- _SUPPLIED MATERIAL_:
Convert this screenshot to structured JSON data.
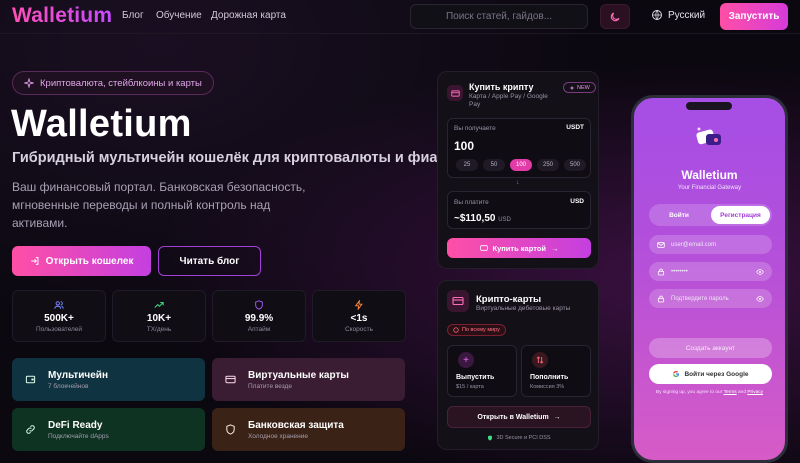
{
  "header": {
    "logo": "Walletium",
    "nav": [
      "Блог",
      "Обучение",
      "Дорожная карта"
    ],
    "search_placeholder": "Поиск статей, гайдов...",
    "language": "Русский",
    "cta": "Запустить"
  },
  "hero": {
    "badge": "Криптовалюта, стейблкоины и карты",
    "title": "Walletium",
    "subtitle": "Гибридный мультичейн кошелёк для криптовалюты и фиата",
    "description": "Ваш финансовый портал. Банковская безопасность, мгновенные переводы и полный контроль над активами.",
    "primary_button": "Открыть кошелек",
    "secondary_button": "Читать блог"
  },
  "stats": [
    {
      "value": "500K+",
      "label": "Пользователей",
      "icon": "users-icon"
    },
    {
      "value": "10K+",
      "label": "TX/день",
      "icon": "trend-up-icon"
    },
    {
      "value": "99.9%",
      "label": "Аптайм",
      "icon": "shield-icon"
    },
    {
      "value": "<1s",
      "label": "Скорость",
      "icon": "bolt-icon"
    }
  ],
  "features": [
    {
      "title": "Мультичейн",
      "subtitle": "7 блокчейнов",
      "icon": "wallet-icon",
      "bg": "#0f3340"
    },
    {
      "title": "Виртуальные карты",
      "subtitle": "Платите везде",
      "icon": "card-icon",
      "bg": "#3a1c33"
    },
    {
      "title": "DeFi Ready",
      "subtitle": "Подключайте dApps",
      "icon": "link-icon",
      "bg": "#0f3322"
    },
    {
      "title": "Банковская защита",
      "subtitle": "Холодное хранение",
      "icon": "shield-icon",
      "bg": "#3a2216"
    }
  ],
  "buy_card": {
    "title": "Купить крипту",
    "subtitle": "Карта / Apple Pay / Google Pay",
    "badge": "NEW",
    "receive_label": "Вы получаете",
    "receive_currency": "USDT",
    "receive_value": "100",
    "amounts": [
      "25",
      "50",
      "100",
      "250",
      "500"
    ],
    "active_amount": "100",
    "pay_label": "Вы платите",
    "pay_currency": "USD",
    "pay_value": "~$110,50",
    "pay_unit": "USD",
    "button": "Купить картой"
  },
  "crypto_card": {
    "title": "Крипто-карты",
    "subtitle": "Виртуальные дебетовые карты",
    "badge": "По всему миру",
    "actions": [
      {
        "title": "Выпустить",
        "subtitle": "$15 / карта",
        "icon": "plus-icon"
      },
      {
        "title": "Пополнить",
        "subtitle": "Комиссия 3%",
        "icon": "swap-icon"
      }
    ],
    "button": "Открыть в Walletium",
    "footer": "3D Secure и PCI DSS"
  },
  "phone": {
    "app_name": "Walletium",
    "tagline": "Your Financial Gateway",
    "tabs": [
      "Войти",
      "Регистрация"
    ],
    "active_tab": "Регистрация",
    "email_placeholder": "user@email.com",
    "password_placeholder": "••••••••",
    "confirm_placeholder": "Подтвердите пароль",
    "create_button": "Создать аккаунт",
    "google_button": "Войти через Google",
    "terms_prefix": "By signing up, you agree to our",
    "terms": "Terms",
    "and": "and",
    "privacy": "Privacy"
  },
  "colors": {
    "accent": "#ff4fa6",
    "accent2": "#c43fe0",
    "bg": "#0b0810"
  }
}
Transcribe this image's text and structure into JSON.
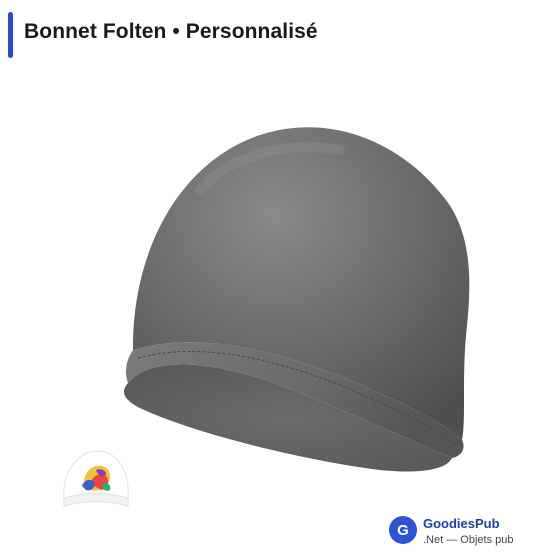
{
  "header": {
    "title": "Bonnet Folten • Personnalisé"
  },
  "product": {
    "image_icon": "beanie-hat-image",
    "color": "#6e6e70"
  },
  "thumbnail": {
    "icon": "beanie-thumbnail-with-logo"
  },
  "brand": {
    "logo_letter": "G",
    "name": "GoodiesPub",
    "tagline": ".Net — Objets pub"
  },
  "colors": {
    "accent": "#2b4bc4",
    "brand_logo": "#2d54d6"
  }
}
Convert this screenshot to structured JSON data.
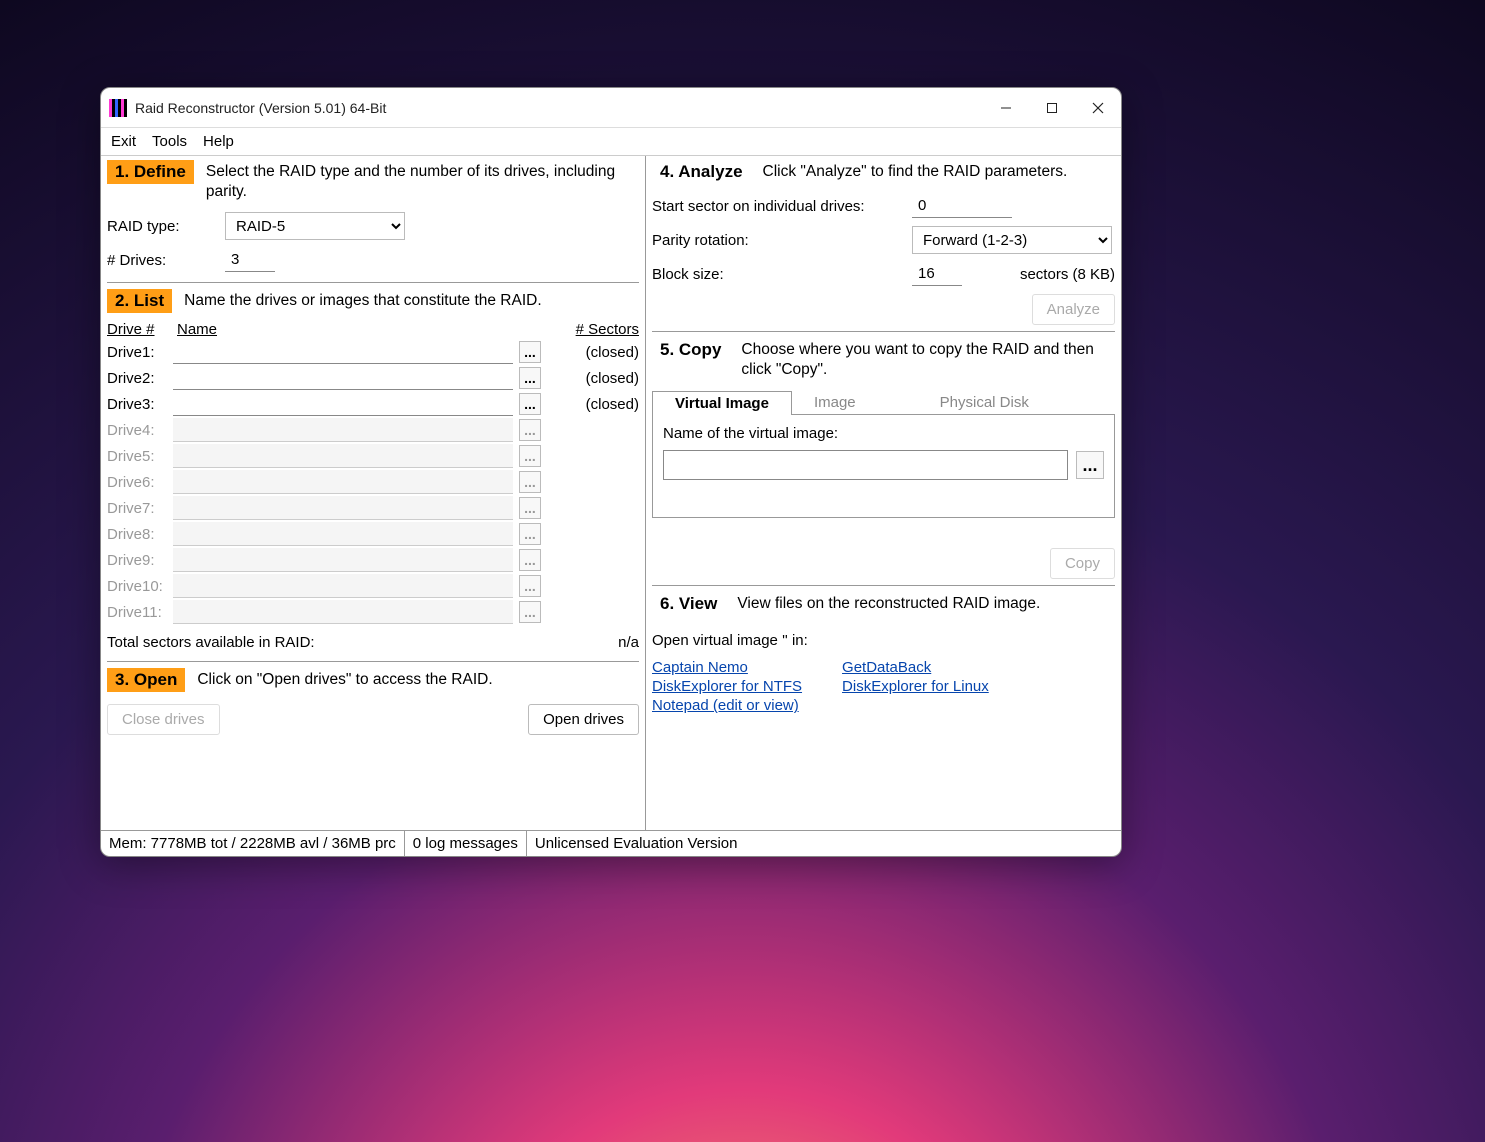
{
  "window": {
    "title": "Raid Reconstructor (Version 5.01) 64-Bit"
  },
  "menu": {
    "exit": "Exit",
    "tools": "Tools",
    "help": "Help"
  },
  "s1": {
    "label": "1. Define",
    "desc": "Select the RAID type and the number of its drives, including parity.",
    "raid_type_label": "RAID type:",
    "raid_type_value": "RAID-5",
    "drives_label": "# Drives:",
    "drives_value": "3"
  },
  "s2": {
    "label": "2. List",
    "desc": "Name the drives or images that constitute the RAID.",
    "hdr_drive": "Drive #",
    "hdr_name": "Name",
    "hdr_sectors": "# Sectors",
    "drives": [
      {
        "label": "Drive1:",
        "value": "",
        "status": "(closed)",
        "enabled": true
      },
      {
        "label": "Drive2:",
        "value": "",
        "status": "(closed)",
        "enabled": true
      },
      {
        "label": "Drive3:",
        "value": "",
        "status": "(closed)",
        "enabled": true
      },
      {
        "label": "Drive4:",
        "value": "",
        "status": "",
        "enabled": false
      },
      {
        "label": "Drive5:",
        "value": "",
        "status": "",
        "enabled": false
      },
      {
        "label": "Drive6:",
        "value": "",
        "status": "",
        "enabled": false
      },
      {
        "label": "Drive7:",
        "value": "",
        "status": "",
        "enabled": false
      },
      {
        "label": "Drive8:",
        "value": "",
        "status": "",
        "enabled": false
      },
      {
        "label": "Drive9:",
        "value": "",
        "status": "",
        "enabled": false
      },
      {
        "label": "Drive10:",
        "value": "",
        "status": "",
        "enabled": false
      },
      {
        "label": "Drive11:",
        "value": "",
        "status": "",
        "enabled": false
      }
    ],
    "totals_label": "Total sectors available in RAID:",
    "totals_value": "n/a"
  },
  "s3": {
    "label": "3. Open",
    "desc": "Click on \"Open drives\" to access the RAID.",
    "close_btn": "Close drives",
    "open_btn": "Open drives"
  },
  "s4": {
    "label": "4. Analyze",
    "desc": "Click \"Analyze\" to find the RAID parameters.",
    "start_sector_label": "Start sector on individual drives:",
    "start_sector_value": "0",
    "parity_label": "Parity rotation:",
    "parity_value": "Forward (1-2-3)",
    "block_label": "Block size:",
    "block_value": "16",
    "block_suffix": "sectors (8 KB)",
    "analyze_btn": "Analyze"
  },
  "s5": {
    "label": "5. Copy",
    "desc": "Choose where you want to copy the RAID and then click \"Copy\".",
    "tab_vi": "Virtual Image",
    "tab_img": "Image",
    "tab_pd": "Physical Disk",
    "vi_label": "Name of the virtual image:",
    "vi_value": "",
    "copy_btn": "Copy"
  },
  "s6": {
    "label": "6. View",
    "desc": "View files on the reconstructed RAID image.",
    "open_in": "Open virtual image '' in:",
    "links_l": [
      "Captain Nemo",
      "DiskExplorer for NTFS",
      "Notepad (edit or view)"
    ],
    "links_r": [
      "GetDataBack",
      "DiskExplorer for Linux"
    ]
  },
  "status": {
    "mem": "Mem: 7778MB tot / 2228MB avl / 36MB prc",
    "log": "0 log messages",
    "lic": "Unlicensed Evaluation Version"
  },
  "browse_glyph": "..."
}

- _TASK BRIEF_:
Scan the material above. Extract every line in which the word "Google" occurs.

- _TASK RESULT_:
    "subtitle": "Карта / Apple Pay / Google Pay",
    "google_button": "Войти через Google",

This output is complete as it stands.